▶ _Task to carry out_
Repeat the whole listing below, word for word.

▶ _Raw records_

---

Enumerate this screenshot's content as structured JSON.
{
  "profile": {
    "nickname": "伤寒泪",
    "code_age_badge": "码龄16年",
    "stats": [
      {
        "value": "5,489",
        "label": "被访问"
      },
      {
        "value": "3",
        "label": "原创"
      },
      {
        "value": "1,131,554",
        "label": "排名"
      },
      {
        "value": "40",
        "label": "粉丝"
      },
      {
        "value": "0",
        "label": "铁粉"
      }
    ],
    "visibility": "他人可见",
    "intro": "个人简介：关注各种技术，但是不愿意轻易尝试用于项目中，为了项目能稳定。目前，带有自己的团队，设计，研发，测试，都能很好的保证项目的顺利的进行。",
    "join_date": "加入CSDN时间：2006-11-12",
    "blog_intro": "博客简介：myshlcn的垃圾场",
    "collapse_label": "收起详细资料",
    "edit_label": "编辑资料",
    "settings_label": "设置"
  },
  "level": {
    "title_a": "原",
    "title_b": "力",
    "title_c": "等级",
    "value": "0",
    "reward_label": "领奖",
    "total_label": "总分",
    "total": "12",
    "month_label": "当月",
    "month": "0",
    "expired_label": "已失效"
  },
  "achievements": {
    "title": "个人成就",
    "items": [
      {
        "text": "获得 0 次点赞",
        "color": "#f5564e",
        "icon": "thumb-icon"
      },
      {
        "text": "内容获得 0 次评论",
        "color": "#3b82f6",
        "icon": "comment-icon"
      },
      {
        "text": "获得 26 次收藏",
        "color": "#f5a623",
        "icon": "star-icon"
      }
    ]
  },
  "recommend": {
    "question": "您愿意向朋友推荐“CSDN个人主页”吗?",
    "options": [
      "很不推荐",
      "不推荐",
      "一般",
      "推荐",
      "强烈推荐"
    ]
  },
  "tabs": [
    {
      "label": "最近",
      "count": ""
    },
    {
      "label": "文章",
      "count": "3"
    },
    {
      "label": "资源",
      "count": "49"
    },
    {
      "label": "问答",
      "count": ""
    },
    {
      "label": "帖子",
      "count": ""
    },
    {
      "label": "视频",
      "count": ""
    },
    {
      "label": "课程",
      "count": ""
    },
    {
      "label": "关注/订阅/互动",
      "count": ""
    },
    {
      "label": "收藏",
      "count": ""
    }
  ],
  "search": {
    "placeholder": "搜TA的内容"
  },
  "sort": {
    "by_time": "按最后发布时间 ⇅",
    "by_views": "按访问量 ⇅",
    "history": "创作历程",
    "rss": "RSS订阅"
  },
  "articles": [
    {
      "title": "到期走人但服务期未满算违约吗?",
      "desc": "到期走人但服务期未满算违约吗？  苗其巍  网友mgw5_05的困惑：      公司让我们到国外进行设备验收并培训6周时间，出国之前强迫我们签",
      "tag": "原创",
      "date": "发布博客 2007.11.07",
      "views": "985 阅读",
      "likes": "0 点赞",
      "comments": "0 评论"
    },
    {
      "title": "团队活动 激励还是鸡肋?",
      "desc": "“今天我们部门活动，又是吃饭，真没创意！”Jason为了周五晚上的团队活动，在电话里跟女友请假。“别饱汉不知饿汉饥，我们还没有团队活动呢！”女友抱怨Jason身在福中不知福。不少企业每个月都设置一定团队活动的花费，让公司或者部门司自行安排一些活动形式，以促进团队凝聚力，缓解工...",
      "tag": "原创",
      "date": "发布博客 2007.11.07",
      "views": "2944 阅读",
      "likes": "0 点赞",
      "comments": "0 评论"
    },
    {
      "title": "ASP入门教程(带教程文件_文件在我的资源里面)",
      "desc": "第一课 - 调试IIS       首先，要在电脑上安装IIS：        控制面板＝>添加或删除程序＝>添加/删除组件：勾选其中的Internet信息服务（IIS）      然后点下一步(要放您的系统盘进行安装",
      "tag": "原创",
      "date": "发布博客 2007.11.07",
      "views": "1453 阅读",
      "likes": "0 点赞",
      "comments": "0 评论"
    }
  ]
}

---

▶ _Response to the exercise_
Enumerate this screenshot's content as structured JSON.
{
  "profile": {
    "nickname": "伤寒泪",
    "code_age_badge": "码龄16年",
    "stats": [
      {
        "value": "5,489",
        "label": "被访问"
      },
      {
        "value": "3",
        "label": "原创"
      },
      {
        "value": "1,131,554",
        "label": "排名"
      },
      {
        "value": "40",
        "label": "粉丝"
      },
      {
        "value": "0",
        "label": "铁粉"
      }
    ],
    "visibility": "他人可见",
    "intro": "个人简介：关注各种技术，但是不愿意轻易尝试用于项目中，为了项目能稳定。目前，带有自己的团队，设计，研发，测试，都能很好的保证项目的顺利的进行。",
    "join_date": "加入CSDN时间：2006-11-12",
    "blog_intro": "博客简介：myshlcn的垃圾场",
    "collapse_label": "收起详细资料",
    "edit_label": "编辑资料",
    "settings_label": "设置"
  },
  "level": {
    "title_a": "原",
    "title_b": "力",
    "title_c": "等级",
    "value": "0",
    "reward_label": "领奖",
    "total_label": "总分",
    "total": "12",
    "month_label": "当月",
    "month": "0",
    "expired_label": "已失效"
  },
  "achievements": {
    "title": "个人成就",
    "items": [
      {
        "text": "获得 0 次点赞",
        "color": "#f5564e",
        "icon": "thumb-icon"
      },
      {
        "text": "内容获得 0 次评论",
        "color": "#3b82f6",
        "icon": "comment-icon"
      },
      {
        "text": "获得 26 次收藏",
        "color": "#f5a623",
        "icon": "star-icon"
      }
    ]
  },
  "recommend": {
    "question": "您愿意向朋友推荐“CSDN个人主页”吗?",
    "options": [
      "很不推荐",
      "不推荐",
      "一般",
      "推荐",
      "强烈推荐"
    ]
  },
  "tabs": [
    {
      "label": "最近",
      "count": ""
    },
    {
      "label": "文章",
      "count": "3"
    },
    {
      "label": "资源",
      "count": "49"
    },
    {
      "label": "问答",
      "count": ""
    },
    {
      "label": "帖子",
      "count": ""
    },
    {
      "label": "视频",
      "count": ""
    },
    {
      "label": "课程",
      "count": ""
    },
    {
      "label": "关注/订阅/互动",
      "count": ""
    },
    {
      "label": "收藏",
      "count": ""
    }
  ],
  "search": {
    "placeholder": "搜TA的内容"
  },
  "sort": {
    "by_time": "按最后发布时间 ⇅",
    "by_views": "按访问量 ⇅",
    "history": "创作历程",
    "rss": "RSS订阅"
  },
  "articles": [
    {
      "title": "到期走人但服务期未满算违约吗?",
      "desc": "到期走人但服务期未满算违约吗？  苗其巍  网友mgw5_05的困惑：      公司让我们到国外进行设备验收并培训6周时间，出国之前强迫我们签",
      "tag": "原创",
      "date": "发布博客 2007.11.07",
      "views": "985 阅读",
      "likes": "0 点赞",
      "comments": "0 评论"
    },
    {
      "title": "团队活动 激励还是鸡肋?",
      "desc": "“今天我们部门活动，又是吃饭，真没创意！”Jason为了周五晚上的团队活动，在电话里跟女友请假。“别饱汉不知饿汉饥，我们还没有团队活动呢！”女友抱怨Jason身在福中不知福。不少企业每个月都设置一定团队活动的花费，让公司或者部门司自行安排一些活动形式，以促进团队凝聚力，缓解工...",
      "tag": "原创",
      "date": "发布博客 2007.11.07",
      "views": "2944 阅读",
      "likes": "0 点赞",
      "comments": "0 评论"
    },
    {
      "title": "ASP入门教程(带教程文件_文件在我的资源里面)",
      "desc": "第一课 - 调试IIS       首先，要在电脑上安装IIS：        控制面板＝>添加或删除程序＝>添加/删除组件：勾选其中的Internet信息服务（IIS）      然后点下一步(要放您的系统盘进行安装",
      "tag": "原创",
      "date": "发布博客 2007.11.07",
      "views": "1453 阅读",
      "likes": "0 点赞",
      "comments": "0 评论"
    }
  ]
}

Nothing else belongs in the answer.